=== WORK INSTRUCTIONS ===
Filter the records below and copy every line containing the word "like".

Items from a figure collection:
┄┄┄┄┄┄

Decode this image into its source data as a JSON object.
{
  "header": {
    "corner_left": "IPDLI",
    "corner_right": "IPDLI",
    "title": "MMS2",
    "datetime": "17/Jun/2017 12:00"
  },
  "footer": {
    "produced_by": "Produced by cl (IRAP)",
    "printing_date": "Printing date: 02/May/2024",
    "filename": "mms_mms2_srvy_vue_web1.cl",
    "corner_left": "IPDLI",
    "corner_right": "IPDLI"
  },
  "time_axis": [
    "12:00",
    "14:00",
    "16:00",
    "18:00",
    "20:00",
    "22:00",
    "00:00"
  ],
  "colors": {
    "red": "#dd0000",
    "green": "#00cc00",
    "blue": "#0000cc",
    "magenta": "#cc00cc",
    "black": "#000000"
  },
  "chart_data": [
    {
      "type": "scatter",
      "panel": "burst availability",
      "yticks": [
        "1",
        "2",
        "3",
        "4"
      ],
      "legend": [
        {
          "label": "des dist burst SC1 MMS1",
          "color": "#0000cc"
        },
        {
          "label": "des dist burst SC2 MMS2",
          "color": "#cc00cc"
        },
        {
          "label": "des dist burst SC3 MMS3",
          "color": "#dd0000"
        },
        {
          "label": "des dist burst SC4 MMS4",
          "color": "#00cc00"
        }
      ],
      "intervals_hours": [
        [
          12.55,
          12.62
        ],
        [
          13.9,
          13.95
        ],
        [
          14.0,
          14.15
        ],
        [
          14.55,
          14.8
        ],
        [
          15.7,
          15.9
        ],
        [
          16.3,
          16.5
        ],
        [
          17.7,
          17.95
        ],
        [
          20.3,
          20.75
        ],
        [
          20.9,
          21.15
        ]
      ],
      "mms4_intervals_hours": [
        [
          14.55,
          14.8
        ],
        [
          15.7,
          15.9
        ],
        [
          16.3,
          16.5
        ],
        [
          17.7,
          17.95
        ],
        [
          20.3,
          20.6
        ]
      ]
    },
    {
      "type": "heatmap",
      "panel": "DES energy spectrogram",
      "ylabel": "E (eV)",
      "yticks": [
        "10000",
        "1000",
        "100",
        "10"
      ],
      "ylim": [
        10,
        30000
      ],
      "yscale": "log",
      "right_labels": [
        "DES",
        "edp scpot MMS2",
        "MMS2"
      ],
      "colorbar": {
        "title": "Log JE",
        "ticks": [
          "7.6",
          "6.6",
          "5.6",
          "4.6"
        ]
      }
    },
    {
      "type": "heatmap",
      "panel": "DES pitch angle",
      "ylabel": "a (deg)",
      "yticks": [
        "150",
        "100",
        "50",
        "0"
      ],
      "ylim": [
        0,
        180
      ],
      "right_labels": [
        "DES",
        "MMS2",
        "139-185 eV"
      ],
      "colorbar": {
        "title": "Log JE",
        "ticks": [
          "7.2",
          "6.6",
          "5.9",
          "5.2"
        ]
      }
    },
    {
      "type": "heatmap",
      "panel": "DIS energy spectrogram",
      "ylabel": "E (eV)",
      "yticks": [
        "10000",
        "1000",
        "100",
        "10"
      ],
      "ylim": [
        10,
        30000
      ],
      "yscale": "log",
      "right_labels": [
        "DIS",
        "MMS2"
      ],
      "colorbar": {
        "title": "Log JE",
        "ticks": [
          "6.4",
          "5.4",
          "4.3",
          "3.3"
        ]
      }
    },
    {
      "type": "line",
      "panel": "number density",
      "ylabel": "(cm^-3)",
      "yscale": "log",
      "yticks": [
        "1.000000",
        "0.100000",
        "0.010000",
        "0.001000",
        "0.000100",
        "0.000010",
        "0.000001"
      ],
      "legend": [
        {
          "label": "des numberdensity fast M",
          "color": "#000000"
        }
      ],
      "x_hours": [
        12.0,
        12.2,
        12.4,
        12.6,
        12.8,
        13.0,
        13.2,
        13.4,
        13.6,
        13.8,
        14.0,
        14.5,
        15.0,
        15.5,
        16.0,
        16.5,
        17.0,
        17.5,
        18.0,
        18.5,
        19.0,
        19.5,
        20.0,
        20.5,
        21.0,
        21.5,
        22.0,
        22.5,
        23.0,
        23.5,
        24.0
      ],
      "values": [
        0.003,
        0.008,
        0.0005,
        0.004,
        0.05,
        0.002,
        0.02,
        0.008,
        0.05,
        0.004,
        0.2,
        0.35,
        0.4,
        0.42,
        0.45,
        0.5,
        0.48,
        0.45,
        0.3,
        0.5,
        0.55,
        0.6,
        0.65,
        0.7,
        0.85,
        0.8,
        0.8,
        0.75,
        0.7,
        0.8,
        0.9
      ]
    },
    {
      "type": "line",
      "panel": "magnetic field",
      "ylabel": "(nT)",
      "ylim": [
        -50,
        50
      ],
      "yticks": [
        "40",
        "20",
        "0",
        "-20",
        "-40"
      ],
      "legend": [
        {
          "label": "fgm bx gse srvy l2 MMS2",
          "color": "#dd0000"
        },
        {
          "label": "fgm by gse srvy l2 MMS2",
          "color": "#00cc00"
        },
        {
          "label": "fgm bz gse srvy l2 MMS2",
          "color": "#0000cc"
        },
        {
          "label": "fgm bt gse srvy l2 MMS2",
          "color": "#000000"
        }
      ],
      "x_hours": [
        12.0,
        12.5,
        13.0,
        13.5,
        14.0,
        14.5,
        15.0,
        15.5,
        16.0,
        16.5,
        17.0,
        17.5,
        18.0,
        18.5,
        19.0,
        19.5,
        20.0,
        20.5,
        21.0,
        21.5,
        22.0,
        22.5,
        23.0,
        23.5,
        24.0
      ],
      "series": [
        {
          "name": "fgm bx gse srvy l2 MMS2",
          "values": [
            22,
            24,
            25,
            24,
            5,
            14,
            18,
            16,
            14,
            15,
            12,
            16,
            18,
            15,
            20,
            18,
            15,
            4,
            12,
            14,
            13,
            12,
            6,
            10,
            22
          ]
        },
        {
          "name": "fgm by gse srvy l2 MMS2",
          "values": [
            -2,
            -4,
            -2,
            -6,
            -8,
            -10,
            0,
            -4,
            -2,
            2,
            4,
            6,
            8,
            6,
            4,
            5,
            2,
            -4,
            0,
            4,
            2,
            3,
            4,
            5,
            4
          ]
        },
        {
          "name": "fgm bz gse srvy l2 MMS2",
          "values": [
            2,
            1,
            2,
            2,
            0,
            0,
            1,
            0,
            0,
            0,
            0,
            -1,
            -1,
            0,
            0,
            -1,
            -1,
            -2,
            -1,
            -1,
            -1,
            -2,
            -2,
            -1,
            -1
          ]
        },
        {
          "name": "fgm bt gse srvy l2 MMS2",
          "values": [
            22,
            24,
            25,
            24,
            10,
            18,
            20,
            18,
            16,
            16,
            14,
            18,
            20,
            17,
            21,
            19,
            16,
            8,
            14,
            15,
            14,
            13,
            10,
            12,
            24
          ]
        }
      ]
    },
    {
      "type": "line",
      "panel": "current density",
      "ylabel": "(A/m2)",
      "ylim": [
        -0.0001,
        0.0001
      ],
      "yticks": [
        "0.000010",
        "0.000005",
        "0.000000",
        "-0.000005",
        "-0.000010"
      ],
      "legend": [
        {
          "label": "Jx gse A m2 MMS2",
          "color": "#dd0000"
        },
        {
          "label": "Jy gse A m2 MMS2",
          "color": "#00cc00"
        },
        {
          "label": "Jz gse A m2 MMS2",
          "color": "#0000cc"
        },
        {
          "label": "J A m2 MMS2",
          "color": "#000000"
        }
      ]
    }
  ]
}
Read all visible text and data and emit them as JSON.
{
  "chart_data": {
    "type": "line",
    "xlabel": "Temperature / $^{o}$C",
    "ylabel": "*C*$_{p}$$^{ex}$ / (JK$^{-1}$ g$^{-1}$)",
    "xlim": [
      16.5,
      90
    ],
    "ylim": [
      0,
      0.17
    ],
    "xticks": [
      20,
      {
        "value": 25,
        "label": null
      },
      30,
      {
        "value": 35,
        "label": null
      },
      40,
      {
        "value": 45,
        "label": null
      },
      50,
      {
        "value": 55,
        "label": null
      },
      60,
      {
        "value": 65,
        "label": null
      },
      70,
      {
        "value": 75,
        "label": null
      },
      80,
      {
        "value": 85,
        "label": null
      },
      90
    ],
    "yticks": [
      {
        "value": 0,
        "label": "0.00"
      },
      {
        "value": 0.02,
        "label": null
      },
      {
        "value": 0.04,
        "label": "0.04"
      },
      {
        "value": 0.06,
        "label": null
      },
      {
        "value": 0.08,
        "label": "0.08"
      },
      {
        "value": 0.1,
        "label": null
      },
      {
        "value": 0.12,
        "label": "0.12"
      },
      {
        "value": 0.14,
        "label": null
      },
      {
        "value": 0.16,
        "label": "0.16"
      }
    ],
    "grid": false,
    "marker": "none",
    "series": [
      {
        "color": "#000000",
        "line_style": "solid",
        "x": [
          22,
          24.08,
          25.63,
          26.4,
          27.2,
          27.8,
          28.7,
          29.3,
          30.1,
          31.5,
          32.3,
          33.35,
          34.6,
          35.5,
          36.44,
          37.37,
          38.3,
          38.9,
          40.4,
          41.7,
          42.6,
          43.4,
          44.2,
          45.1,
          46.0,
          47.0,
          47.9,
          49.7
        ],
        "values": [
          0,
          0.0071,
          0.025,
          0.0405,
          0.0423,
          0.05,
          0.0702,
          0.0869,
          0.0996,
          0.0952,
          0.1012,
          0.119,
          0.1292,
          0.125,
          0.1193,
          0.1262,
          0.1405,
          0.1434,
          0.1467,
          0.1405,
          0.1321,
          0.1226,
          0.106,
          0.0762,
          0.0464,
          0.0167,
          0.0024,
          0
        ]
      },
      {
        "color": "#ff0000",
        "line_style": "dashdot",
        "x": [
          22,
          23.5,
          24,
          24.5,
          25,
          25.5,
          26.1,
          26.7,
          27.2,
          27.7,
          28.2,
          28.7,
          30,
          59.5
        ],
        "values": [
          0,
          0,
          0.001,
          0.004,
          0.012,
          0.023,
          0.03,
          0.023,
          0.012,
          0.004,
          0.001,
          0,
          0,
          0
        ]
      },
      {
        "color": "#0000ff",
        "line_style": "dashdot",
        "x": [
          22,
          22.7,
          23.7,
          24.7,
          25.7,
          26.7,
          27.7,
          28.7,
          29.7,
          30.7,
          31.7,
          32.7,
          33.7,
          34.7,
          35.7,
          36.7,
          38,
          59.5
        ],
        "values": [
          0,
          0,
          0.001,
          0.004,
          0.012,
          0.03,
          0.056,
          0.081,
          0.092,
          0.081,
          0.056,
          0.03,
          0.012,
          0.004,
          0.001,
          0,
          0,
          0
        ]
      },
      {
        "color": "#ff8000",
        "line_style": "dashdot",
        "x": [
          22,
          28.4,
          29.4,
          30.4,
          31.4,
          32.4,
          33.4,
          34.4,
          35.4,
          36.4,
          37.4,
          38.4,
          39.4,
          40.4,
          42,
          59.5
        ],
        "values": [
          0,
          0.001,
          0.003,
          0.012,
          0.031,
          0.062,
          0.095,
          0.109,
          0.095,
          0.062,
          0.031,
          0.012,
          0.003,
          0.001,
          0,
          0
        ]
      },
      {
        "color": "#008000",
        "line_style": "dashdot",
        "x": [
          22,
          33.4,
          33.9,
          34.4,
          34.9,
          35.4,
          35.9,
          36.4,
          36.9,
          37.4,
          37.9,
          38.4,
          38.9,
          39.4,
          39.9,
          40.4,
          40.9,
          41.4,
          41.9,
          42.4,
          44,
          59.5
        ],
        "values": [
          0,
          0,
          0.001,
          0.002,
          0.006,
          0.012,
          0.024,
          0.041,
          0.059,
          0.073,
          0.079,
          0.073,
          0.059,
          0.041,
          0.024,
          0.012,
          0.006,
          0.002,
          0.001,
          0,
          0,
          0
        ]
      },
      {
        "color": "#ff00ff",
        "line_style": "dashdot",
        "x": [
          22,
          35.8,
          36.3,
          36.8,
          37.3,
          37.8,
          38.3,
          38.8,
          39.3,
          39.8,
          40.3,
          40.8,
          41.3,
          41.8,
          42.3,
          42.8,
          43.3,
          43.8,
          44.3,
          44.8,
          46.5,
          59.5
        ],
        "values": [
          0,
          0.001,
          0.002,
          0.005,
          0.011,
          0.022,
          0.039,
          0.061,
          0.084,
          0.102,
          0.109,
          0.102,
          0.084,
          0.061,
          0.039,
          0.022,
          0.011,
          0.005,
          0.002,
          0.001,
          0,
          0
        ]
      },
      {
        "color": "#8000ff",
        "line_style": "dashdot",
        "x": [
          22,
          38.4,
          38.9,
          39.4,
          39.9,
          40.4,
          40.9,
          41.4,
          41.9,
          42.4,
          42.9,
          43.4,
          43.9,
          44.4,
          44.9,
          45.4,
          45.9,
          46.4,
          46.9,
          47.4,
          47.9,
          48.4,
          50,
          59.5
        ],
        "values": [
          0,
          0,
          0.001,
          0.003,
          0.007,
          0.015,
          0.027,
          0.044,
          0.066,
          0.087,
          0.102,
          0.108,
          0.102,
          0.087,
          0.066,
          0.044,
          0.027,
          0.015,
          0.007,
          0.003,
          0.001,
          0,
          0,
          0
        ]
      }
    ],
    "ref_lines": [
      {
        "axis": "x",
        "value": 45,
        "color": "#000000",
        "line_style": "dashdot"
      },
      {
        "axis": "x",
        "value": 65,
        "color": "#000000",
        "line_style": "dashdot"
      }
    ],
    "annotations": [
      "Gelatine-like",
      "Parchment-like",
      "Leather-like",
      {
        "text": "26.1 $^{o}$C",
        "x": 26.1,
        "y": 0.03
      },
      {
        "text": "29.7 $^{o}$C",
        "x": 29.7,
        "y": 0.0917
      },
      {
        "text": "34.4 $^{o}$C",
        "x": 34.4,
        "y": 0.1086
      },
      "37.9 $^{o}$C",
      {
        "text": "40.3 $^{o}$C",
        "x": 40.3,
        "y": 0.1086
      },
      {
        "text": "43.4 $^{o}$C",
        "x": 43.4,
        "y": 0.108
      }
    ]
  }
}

┄┄┄┄┄┄

=== RESULT OF THE TASK ===
      "Gelatine-like",
      "Parchment-like",
      "Leather-like",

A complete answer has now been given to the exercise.